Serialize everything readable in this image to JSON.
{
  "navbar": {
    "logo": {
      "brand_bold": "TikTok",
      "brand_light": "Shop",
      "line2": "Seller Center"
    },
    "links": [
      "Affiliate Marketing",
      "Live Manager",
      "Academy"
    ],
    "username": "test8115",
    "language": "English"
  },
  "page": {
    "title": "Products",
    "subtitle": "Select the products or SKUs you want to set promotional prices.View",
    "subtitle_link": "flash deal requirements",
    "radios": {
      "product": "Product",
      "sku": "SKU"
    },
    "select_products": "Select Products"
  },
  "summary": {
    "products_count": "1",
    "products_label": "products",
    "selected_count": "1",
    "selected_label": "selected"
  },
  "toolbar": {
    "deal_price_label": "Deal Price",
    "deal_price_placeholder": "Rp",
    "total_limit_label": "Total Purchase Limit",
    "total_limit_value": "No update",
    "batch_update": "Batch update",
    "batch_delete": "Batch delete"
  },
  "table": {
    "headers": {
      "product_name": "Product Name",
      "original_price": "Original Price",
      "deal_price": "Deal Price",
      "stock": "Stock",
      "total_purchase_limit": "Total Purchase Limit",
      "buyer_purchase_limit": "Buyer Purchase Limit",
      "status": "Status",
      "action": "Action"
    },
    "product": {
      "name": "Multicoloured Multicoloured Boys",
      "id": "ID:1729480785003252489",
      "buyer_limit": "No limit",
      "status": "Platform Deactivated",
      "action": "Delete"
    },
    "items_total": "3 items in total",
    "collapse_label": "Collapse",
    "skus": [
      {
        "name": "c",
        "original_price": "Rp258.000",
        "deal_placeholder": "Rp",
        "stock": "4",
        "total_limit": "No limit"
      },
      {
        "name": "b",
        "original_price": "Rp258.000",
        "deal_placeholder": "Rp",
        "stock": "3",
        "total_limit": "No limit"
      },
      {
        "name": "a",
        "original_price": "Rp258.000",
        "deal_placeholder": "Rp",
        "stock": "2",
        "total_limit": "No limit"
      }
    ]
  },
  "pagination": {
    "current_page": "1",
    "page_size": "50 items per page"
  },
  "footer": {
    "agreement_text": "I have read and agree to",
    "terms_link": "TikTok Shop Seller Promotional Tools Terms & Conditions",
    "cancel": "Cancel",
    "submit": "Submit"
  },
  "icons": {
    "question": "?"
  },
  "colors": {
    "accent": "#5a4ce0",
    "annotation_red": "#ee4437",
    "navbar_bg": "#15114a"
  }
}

* [TASK] Retype the whole listing above exactly.

* [RESULT]
Serialize everything readable in this image to JSON.
{
  "navbar": {
    "logo": {
      "brand_bold": "TikTok",
      "brand_light": "Shop",
      "line2": "Seller Center"
    },
    "links": [
      "Affiliate Marketing",
      "Live Manager",
      "Academy"
    ],
    "username": "test8115",
    "language": "English"
  },
  "page": {
    "title": "Products",
    "subtitle": "Select the products or SKUs you want to set promotional prices.View",
    "subtitle_link": "flash deal requirements",
    "radios": {
      "product": "Product",
      "sku": "SKU"
    },
    "select_products": "Select Products"
  },
  "summary": {
    "products_count": "1",
    "products_label": "products",
    "selected_count": "1",
    "selected_label": "selected"
  },
  "toolbar": {
    "deal_price_label": "Deal Price",
    "deal_price_placeholder": "Rp",
    "total_limit_label": "Total Purchase Limit",
    "total_limit_value": "No update",
    "batch_update": "Batch update",
    "batch_delete": "Batch delete"
  },
  "table": {
    "headers": {
      "product_name": "Product Name",
      "original_price": "Original Price",
      "deal_price": "Deal Price",
      "stock": "Stock",
      "total_purchase_limit": "Total Purchase Limit",
      "buyer_purchase_limit": "Buyer Purchase Limit",
      "status": "Status",
      "action": "Action"
    },
    "product": {
      "name": "Multicoloured Multicoloured Boys",
      "id": "ID:1729480785003252489",
      "buyer_limit": "No limit",
      "status": "Platform Deactivated",
      "action": "Delete"
    },
    "items_total": "3 items in total",
    "collapse_label": "Collapse",
    "skus": [
      {
        "name": "c",
        "original_price": "Rp258.000",
        "deal_placeholder": "Rp",
        "stock": "4",
        "total_limit": "No limit"
      },
      {
        "name": "b",
        "original_price": "Rp258.000",
        "deal_placeholder": "Rp",
        "stock": "3",
        "total_limit": "No limit"
      },
      {
        "name": "a",
        "original_price": "Rp258.000",
        "deal_placeholder": "Rp",
        "stock": "2",
        "total_limit": "No limit"
      }
    ]
  },
  "pagination": {
    "current_page": "1",
    "page_size": "50 items per page"
  },
  "footer": {
    "agreement_text": "I have read and agree to",
    "terms_link": "TikTok Shop Seller Promotional Tools Terms & Conditions",
    "cancel": "Cancel",
    "submit": "Submit"
  },
  "icons": {
    "question": "?"
  },
  "colors": {
    "accent": "#5a4ce0",
    "annotation_red": "#ee4437",
    "navbar_bg": "#15114a"
  }
}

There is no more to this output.